'''

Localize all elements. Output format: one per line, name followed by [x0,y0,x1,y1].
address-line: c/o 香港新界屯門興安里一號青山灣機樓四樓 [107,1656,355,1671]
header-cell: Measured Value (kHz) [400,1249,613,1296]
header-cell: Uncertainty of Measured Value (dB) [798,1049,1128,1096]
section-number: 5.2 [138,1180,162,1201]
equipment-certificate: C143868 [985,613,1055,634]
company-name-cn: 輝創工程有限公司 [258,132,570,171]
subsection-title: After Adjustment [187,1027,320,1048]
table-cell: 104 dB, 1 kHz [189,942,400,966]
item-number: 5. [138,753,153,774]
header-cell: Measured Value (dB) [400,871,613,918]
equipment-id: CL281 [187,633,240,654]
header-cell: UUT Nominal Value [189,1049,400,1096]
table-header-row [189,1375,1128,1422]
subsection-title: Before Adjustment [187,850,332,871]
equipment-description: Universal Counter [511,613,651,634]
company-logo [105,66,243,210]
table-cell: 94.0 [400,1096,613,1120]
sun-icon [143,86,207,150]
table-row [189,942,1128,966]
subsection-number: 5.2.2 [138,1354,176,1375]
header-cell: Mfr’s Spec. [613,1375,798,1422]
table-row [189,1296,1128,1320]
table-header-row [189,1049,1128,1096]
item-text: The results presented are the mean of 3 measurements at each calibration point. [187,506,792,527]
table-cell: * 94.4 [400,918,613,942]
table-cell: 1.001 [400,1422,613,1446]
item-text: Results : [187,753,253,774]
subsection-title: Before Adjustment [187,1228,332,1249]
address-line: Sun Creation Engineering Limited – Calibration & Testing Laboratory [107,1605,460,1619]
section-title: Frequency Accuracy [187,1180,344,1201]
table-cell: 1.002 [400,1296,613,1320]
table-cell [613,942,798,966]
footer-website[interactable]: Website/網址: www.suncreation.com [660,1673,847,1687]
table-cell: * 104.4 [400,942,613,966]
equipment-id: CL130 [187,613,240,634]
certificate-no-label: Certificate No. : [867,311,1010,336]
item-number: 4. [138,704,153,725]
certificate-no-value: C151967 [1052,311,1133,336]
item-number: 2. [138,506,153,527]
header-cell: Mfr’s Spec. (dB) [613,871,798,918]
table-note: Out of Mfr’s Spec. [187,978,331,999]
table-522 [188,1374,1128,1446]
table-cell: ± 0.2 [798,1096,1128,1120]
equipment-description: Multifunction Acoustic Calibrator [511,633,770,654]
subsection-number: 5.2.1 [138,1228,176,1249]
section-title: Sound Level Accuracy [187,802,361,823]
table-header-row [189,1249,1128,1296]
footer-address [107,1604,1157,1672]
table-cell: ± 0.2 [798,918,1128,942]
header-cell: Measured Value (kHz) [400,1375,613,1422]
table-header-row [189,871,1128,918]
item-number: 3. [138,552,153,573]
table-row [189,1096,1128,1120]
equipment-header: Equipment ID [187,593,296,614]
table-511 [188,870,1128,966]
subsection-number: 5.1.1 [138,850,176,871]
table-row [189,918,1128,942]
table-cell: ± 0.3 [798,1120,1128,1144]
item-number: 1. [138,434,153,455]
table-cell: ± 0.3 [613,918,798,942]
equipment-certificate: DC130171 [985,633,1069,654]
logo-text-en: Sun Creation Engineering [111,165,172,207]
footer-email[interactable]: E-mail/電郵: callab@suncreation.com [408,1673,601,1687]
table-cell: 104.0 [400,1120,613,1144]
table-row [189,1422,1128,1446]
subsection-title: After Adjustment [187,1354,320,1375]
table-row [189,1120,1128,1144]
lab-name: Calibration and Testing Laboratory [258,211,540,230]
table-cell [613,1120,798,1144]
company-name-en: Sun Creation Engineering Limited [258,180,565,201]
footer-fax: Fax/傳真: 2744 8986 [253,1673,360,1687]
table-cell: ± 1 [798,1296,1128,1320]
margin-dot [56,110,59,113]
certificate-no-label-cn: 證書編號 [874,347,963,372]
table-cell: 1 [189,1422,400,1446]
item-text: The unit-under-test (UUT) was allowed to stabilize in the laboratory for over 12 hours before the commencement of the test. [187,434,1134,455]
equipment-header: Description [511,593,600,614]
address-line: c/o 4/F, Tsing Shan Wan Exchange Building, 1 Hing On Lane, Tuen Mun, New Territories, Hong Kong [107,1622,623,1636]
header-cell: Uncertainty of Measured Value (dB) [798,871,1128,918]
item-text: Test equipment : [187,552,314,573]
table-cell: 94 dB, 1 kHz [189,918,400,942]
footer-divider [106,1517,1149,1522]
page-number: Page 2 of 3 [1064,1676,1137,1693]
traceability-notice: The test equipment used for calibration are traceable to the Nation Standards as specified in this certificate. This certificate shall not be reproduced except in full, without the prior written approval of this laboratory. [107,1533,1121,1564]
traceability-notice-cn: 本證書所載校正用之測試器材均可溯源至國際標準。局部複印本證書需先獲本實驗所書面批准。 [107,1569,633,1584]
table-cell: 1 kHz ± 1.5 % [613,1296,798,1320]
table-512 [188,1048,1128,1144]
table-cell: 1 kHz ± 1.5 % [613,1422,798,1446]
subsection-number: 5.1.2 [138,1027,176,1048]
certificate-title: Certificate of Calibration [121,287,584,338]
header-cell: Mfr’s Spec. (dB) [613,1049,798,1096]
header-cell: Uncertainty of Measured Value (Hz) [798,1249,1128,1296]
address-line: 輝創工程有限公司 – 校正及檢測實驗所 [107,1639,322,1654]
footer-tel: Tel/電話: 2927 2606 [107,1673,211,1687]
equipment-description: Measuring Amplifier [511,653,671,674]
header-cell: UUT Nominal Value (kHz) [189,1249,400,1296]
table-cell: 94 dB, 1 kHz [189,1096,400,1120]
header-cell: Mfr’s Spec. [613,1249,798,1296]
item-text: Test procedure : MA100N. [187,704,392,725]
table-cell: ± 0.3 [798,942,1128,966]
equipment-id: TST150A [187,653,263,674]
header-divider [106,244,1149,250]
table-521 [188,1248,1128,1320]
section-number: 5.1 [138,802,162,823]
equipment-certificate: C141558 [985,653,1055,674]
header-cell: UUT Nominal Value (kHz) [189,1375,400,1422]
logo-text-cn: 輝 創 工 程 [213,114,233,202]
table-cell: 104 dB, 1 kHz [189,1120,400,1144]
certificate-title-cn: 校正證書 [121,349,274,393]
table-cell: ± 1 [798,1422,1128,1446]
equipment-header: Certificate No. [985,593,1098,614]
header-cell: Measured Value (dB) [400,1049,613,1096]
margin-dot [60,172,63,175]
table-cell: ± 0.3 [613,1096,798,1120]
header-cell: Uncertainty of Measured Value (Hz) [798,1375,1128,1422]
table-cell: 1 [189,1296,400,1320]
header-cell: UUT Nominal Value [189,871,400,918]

'''

## WORK INSTRUCTIONS
Please swap "Adjustment" for "Tuning" in the stretch from the first line through the line containing "table-cell: * 104.4 [400,942,613,966]", and give those lines again with nothing else altered.

## ANSWER TO THIS TASK
Localize all elements. Output format: one per line, name followed by [x0,y0,x1,y1].
address-line: c/o 香港新界屯門興安里一號青山灣機樓四樓 [107,1656,355,1671]
header-cell: Measured Value (kHz) [400,1249,613,1296]
header-cell: Uncertainty of Measured Value (dB) [798,1049,1128,1096]
section-number: 5.2 [138,1180,162,1201]
equipment-certificate: C143868 [985,613,1055,634]
company-name-cn: 輝創工程有限公司 [258,132,570,171]
subsection-title: After Tuning [187,1027,320,1048]
table-cell: 104 dB, 1 kHz [189,942,400,966]
item-number: 5. [138,753,153,774]
header-cell: Measured Value (dB) [400,871,613,918]
equipment-id: CL281 [187,633,240,654]
header-cell: UUT Nominal Value [189,1049,400,1096]
table-header-row [189,1375,1128,1422]
subsection-title: Before Tuning [187,850,332,871]
equipment-description: Universal Counter [511,613,651,634]
company-logo [105,66,243,210]
table-cell: 94.0 [400,1096,613,1120]
sun-icon [143,86,207,150]
table-row [189,942,1128,966]
subsection-number: 5.2.2 [138,1354,176,1375]
header-cell: Mfr’s Spec. [613,1375,798,1422]
table-row [189,1296,1128,1320]
table-header-row [189,1049,1128,1096]
item-text: The results presented are the mean of 3 measurements at each calibration point. [187,506,792,527]
table-cell: * 94.4 [400,918,613,942]
table-cell: 1.001 [400,1422,613,1446]
item-text: Results : [187,753,253,774]
subsection-title: Before Tuning [187,1228,332,1249]
address-line: Sun Creation Engineering Limited – Calibration & Testing Laboratory [107,1605,460,1619]
section-title: Frequency Accuracy [187,1180,344,1201]
table-cell: 1.002 [400,1296,613,1320]
table-cell [613,942,798,966]
footer-website[interactable]: Website/網址: www.suncreation.com [660,1673,847,1687]
table-cell: * 104.4 [400,942,613,966]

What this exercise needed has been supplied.